EXERCISE - In the data below, find each line containing the string "Replication" and return it.

Source records -

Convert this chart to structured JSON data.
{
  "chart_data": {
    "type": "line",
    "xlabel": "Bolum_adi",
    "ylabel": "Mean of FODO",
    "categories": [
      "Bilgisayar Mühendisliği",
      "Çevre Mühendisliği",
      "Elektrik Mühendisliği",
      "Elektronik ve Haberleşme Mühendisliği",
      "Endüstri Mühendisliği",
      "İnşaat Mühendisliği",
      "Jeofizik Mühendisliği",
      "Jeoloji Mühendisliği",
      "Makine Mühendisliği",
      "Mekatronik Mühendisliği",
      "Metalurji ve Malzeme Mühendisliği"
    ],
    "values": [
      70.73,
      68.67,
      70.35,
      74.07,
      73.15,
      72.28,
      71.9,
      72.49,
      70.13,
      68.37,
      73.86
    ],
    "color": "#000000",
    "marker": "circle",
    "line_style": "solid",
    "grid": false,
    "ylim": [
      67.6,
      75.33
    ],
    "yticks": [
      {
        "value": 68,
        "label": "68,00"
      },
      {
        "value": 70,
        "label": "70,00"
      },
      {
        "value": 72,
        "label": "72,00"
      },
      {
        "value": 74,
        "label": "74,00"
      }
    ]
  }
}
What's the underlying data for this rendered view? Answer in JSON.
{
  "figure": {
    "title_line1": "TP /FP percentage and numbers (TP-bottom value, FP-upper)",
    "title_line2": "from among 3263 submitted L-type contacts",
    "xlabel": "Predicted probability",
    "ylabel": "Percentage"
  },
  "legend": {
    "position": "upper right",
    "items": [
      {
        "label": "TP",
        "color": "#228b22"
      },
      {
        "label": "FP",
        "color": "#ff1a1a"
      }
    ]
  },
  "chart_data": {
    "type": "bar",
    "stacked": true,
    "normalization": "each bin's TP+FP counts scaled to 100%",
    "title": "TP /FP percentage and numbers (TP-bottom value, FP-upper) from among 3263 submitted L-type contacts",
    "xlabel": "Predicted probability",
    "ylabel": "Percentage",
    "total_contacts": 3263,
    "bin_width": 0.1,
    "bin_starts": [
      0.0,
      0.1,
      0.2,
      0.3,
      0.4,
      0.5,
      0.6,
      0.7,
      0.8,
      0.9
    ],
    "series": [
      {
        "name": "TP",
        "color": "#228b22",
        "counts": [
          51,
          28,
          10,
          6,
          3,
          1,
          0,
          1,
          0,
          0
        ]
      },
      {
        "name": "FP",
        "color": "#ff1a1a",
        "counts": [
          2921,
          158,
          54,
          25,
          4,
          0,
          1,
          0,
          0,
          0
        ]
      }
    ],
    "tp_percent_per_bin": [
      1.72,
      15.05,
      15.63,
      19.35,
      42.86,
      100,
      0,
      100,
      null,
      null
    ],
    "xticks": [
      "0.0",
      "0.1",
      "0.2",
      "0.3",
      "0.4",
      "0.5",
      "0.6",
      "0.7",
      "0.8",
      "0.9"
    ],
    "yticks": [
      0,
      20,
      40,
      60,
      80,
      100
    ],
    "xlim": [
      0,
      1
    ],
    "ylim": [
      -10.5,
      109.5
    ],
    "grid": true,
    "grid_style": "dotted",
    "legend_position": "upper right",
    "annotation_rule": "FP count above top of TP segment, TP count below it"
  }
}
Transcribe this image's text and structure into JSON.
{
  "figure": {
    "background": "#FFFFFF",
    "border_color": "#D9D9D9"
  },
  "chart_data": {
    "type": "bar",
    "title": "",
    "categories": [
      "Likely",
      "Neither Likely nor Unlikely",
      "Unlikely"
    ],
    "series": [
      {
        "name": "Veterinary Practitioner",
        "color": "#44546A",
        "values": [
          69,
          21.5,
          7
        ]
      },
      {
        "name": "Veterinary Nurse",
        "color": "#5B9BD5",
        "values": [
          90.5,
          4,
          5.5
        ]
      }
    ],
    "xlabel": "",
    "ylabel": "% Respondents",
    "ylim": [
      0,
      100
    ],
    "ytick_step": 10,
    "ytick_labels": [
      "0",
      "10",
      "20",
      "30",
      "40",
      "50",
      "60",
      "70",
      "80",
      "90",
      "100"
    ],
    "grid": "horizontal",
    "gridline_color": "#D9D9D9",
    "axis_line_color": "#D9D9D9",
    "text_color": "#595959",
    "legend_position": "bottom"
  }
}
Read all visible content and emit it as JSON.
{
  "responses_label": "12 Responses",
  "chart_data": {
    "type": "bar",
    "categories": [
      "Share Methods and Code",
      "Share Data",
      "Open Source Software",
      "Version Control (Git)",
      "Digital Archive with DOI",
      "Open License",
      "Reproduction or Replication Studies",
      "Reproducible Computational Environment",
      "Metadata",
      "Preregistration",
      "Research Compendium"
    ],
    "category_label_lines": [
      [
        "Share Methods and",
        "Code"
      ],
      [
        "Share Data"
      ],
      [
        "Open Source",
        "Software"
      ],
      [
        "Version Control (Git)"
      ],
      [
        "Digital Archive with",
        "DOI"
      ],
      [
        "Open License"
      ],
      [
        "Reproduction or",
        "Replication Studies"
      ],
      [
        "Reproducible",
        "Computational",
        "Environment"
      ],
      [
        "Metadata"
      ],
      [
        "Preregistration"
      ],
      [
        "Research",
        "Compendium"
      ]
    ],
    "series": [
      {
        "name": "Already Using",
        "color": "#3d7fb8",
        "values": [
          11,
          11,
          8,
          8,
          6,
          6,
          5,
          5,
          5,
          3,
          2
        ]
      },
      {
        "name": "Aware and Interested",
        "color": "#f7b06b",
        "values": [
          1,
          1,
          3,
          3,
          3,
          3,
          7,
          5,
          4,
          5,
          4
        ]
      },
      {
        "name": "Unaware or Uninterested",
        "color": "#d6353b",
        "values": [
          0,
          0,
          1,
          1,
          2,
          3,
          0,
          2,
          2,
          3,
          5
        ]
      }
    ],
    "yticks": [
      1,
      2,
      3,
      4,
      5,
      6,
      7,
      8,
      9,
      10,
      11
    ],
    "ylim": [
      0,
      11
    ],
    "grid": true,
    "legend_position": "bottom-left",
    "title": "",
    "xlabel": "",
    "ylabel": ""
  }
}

WRITTEN ANSWER -
      "Reproduction or Replication Studies",
        "Replication Studies"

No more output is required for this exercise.